Entries from a dataset:
────────────────────────────────────────
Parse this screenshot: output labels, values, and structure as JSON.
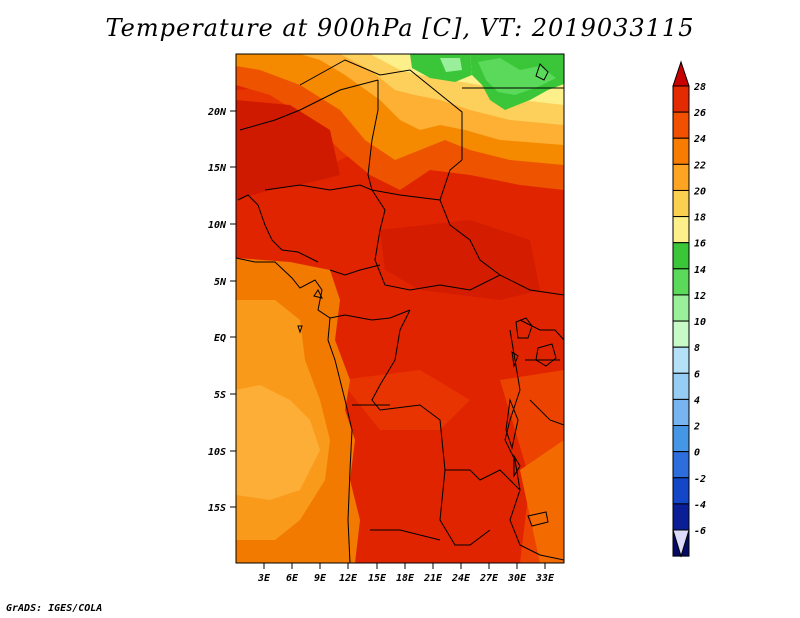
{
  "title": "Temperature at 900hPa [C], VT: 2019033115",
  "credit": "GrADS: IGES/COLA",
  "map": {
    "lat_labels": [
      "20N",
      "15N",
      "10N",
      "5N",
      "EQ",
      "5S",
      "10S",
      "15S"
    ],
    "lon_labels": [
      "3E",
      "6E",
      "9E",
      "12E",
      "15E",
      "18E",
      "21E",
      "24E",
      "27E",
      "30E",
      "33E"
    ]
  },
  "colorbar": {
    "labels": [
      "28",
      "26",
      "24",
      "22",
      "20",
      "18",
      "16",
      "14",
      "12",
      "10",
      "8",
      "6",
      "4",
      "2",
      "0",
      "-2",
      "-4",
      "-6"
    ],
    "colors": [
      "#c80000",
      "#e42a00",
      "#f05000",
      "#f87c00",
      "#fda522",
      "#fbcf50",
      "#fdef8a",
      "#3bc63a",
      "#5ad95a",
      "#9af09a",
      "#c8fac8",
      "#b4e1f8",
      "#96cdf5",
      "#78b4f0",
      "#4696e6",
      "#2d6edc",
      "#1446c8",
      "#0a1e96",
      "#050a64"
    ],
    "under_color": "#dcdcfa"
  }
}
────────────────────────────────────────
*Exercise task*: Leave out the pictures and reproduce the rest of the listing exactly.

*Solved exercise*:
Parse this screenshot: output labels, values, and structure as JSON.
{
  "title": "Temperature at 900hPa [C], VT: 2019033115",
  "credit": "GrADS: IGES/COLA",
  "map": {
    "lat_labels": [
      "20N",
      "15N",
      "10N",
      "5N",
      "EQ",
      "5S",
      "10S",
      "15S"
    ],
    "lon_labels": [
      "3E",
      "6E",
      "9E",
      "12E",
      "15E",
      "18E",
      "21E",
      "24E",
      "27E",
      "30E",
      "33E"
    ]
  },
  "colorbar": {
    "labels": [
      "28",
      "26",
      "24",
      "22",
      "20",
      "18",
      "16",
      "14",
      "12",
      "10",
      "8",
      "6",
      "4",
      "2",
      "0",
      "-2",
      "-4",
      "-6"
    ],
    "colors": [
      "#c80000",
      "#e42a00",
      "#f05000",
      "#f87c00",
      "#fda522",
      "#fbcf50",
      "#fdef8a",
      "#3bc63a",
      "#5ad95a",
      "#9af09a",
      "#c8fac8",
      "#b4e1f8",
      "#96cdf5",
      "#78b4f0",
      "#4696e6",
      "#2d6edc",
      "#1446c8",
      "#0a1e96",
      "#050a64"
    ],
    "under_color": "#dcdcfa"
  }
}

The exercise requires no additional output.